_STORED ROWS_
[Start]

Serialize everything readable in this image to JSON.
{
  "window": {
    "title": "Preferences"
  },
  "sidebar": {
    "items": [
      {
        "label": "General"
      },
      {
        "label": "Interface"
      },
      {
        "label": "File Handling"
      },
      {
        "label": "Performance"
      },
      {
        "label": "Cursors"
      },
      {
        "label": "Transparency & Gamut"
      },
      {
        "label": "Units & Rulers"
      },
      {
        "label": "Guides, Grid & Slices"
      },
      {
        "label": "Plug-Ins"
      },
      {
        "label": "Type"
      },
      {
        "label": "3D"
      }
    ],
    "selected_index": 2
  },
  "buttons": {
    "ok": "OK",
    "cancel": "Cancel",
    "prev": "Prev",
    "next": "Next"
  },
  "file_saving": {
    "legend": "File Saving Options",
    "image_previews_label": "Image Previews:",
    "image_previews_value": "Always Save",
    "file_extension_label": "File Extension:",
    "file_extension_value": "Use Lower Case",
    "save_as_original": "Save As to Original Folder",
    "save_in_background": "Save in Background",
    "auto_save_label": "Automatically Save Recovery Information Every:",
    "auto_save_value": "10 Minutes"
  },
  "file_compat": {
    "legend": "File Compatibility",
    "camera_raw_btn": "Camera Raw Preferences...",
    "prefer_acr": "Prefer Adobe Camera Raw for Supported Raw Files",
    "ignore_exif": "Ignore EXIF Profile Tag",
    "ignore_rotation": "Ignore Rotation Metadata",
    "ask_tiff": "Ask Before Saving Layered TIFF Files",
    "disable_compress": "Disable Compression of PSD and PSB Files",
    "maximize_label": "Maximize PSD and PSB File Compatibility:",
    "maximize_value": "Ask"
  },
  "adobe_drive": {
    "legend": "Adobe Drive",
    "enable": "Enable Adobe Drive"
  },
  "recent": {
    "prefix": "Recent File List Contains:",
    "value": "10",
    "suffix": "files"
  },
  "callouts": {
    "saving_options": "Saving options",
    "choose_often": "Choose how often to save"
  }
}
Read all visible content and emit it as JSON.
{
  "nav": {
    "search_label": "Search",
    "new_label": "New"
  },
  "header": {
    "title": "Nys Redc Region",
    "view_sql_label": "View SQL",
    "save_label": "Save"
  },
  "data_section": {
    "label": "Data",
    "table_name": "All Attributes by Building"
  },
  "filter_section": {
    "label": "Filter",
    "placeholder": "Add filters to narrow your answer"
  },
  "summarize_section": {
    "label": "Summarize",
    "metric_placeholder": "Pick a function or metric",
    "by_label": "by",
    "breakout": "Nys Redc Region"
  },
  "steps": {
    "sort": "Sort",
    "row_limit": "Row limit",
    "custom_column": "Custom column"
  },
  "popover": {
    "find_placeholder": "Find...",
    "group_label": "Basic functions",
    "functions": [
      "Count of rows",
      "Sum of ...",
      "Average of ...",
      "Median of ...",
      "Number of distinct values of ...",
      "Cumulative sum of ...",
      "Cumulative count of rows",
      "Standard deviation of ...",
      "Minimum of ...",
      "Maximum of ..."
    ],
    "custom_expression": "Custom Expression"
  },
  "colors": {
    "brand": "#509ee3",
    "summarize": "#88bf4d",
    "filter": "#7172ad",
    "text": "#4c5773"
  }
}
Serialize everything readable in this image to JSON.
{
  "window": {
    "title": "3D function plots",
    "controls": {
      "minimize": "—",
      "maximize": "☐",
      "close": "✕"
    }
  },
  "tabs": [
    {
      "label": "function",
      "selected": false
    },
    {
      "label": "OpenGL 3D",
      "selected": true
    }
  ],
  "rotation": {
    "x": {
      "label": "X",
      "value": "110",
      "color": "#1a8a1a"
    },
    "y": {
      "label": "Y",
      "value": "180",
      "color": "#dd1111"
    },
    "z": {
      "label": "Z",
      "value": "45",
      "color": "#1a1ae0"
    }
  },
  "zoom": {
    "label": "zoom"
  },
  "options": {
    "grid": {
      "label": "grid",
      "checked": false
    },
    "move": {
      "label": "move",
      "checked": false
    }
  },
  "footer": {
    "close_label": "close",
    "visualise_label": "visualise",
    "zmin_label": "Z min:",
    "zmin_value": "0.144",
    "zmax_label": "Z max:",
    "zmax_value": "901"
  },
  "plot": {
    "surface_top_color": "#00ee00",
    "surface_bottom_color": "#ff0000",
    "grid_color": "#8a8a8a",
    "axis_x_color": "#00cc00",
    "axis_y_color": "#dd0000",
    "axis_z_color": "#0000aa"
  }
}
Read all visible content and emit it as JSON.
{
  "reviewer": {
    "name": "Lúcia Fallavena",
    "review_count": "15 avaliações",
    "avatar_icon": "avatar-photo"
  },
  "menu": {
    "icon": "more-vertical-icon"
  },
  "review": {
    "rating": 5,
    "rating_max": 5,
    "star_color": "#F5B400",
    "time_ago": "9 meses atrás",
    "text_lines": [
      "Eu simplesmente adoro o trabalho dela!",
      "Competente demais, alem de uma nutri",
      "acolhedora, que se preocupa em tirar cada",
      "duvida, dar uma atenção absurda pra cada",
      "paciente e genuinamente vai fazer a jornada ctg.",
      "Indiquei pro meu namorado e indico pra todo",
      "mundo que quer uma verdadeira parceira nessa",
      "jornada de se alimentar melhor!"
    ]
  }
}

[End]

_GIVEN PROBLEM_
Return the listing above in its exact form.

_TASK ANSWER_
Serialize everything readable in this image to JSON.
{
  "window": {
    "title": "Preferences"
  },
  "sidebar": {
    "items": [
      {
        "label": "General"
      },
      {
        "label": "Interface"
      },
      {
        "label": "File Handling"
      },
      {
        "label": "Performance"
      },
      {
        "label": "Cursors"
      },
      {
        "label": "Transparency & Gamut"
      },
      {
        "label": "Units & Rulers"
      },
      {
        "label": "Guides, Grid & Slices"
      },
      {
        "label": "Plug-Ins"
      },
      {
        "label": "Type"
      },
      {
        "label": "3D"
      }
    ],
    "selected_index": 2
  },
  "buttons": {
    "ok": "OK",
    "cancel": "Cancel",
    "prev": "Prev",
    "next": "Next"
  },
  "file_saving": {
    "legend": "File Saving Options",
    "image_previews_label": "Image Previews:",
    "image_previews_value": "Always Save",
    "file_extension_label": "File Extension:",
    "file_extension_value": "Use Lower Case",
    "save_as_original": "Save As to Original Folder",
    "save_in_background": "Save in Background",
    "auto_save_label": "Automatically Save Recovery Information Every:",
    "auto_save_value": "10 Minutes"
  },
  "file_compat": {
    "legend": "File Compatibility",
    "camera_raw_btn": "Camera Raw Preferences...",
    "prefer_acr": "Prefer Adobe Camera Raw for Supported Raw Files",
    "ignore_exif": "Ignore EXIF Profile Tag",
    "ignore_rotation": "Ignore Rotation Metadata",
    "ask_tiff": "Ask Before Saving Layered TIFF Files",
    "disable_compress": "Disable Compression of PSD and PSB Files",
    "maximize_label": "Maximize PSD and PSB File Compatibility:",
    "maximize_value": "Ask"
  },
  "adobe_drive": {
    "legend": "Adobe Drive",
    "enable": "Enable Adobe Drive"
  },
  "recent": {
    "prefix": "Recent File List Contains:",
    "value": "10",
    "suffix": "files"
  },
  "callouts": {
    "saving_options": "Saving options",
    "choose_often": "Choose how often to save"
  }
}
Read all visible content and emit it as JSON.
{
  "nav": {
    "search_label": "Search",
    "new_label": "New"
  },
  "header": {
    "title": "Nys Redc Region",
    "view_sql_label": "View SQL",
    "save_label": "Save"
  },
  "data_section": {
    "label": "Data",
    "table_name": "All Attributes by Building"
  },
  "filter_section": {
    "label": "Filter",
    "placeholder": "Add filters to narrow your answer"
  },
  "summarize_section": {
    "label": "Summarize",
    "metric_placeholder": "Pick a function or metric",
    "by_label": "by",
    "breakout": "Nys Redc Region"
  },
  "steps": {
    "sort": "Sort",
    "row_limit": "Row limit",
    "custom_column": "Custom column"
  },
  "popover": {
    "find_placeholder": "Find...",
    "group_label": "Basic functions",
    "functions": [
      "Count of rows",
      "Sum of ...",
      "Average of ...",
      "Median of ...",
      "Number of distinct values of ...",
      "Cumulative sum of ...",
      "Cumulative count of rows",
      "Standard deviation of ...",
      "Minimum of ...",
      "Maximum of ..."
    ],
    "custom_expression": "Custom Expression"
  },
  "colors": {
    "brand": "#509ee3",
    "summarize": "#88bf4d",
    "filter": "#7172ad",
    "text": "#4c5773"
  }
}
Serialize everything readable in this image to JSON.
{
  "window": {
    "title": "3D function plots",
    "controls": {
      "minimize": "—",
      "maximize": "☐",
      "close": "✕"
    }
  },
  "tabs": [
    {
      "label": "function",
      "selected": false
    },
    {
      "label": "OpenGL 3D",
      "selected": true
    }
  ],
  "rotation": {
    "x": {
      "label": "X",
      "value": "110",
      "color": "#1a8a1a"
    },
    "y": {
      "label": "Y",
      "value": "180",
      "color": "#dd1111"
    },
    "z": {
      "label": "Z",
      "value": "45",
      "color": "#1a1ae0"
    }
  },
  "zoom": {
    "label": "zoom"
  },
  "options": {
    "grid": {
      "label": "grid",
      "checked": false
    },
    "move": {
      "label": "move",
      "checked": false
    }
  },
  "footer": {
    "close_label": "close",
    "visualise_label": "visualise",
    "zmin_label": "Z min:",
    "zmin_value": "0.144",
    "zmax_label": "Z max:",
    "zmax_value": "901"
  },
  "plot": {
    "surface_top_color": "#00ee00",
    "surface_bottom_color": "#ff0000",
    "grid_color": "#8a8a8a",
    "axis_x_color": "#00cc00",
    "axis_y_color": "#dd0000",
    "axis_z_color": "#0000aa"
  }
}
Read all visible content and emit it as JSON.
{
  "reviewer": {
    "name": "Lúcia Fallavena",
    "review_count": "15 avaliações",
    "avatar_icon": "avatar-photo"
  },
  "menu": {
    "icon": "more-vertical-icon"
  },
  "review": {
    "rating": 5,
    "rating_max": 5,
    "star_color": "#F5B400",
    "time_ago": "9 meses atrás",
    "text_lines": [
      "Eu simplesmente adoro o trabalho dela!",
      "Competente demais, alem de uma nutri",
      "acolhedora, que se preocupa em tirar cada",
      "duvida, dar uma atenção absurda pra cada",
      "paciente e genuinamente vai fazer a jornada ctg.",
      "Indiquei pro meu namorado e indico pra todo",
      "mundo que quer uma verdadeira parceira nessa",
      "jornada de se alimentar melhor!"
    ]
  }
}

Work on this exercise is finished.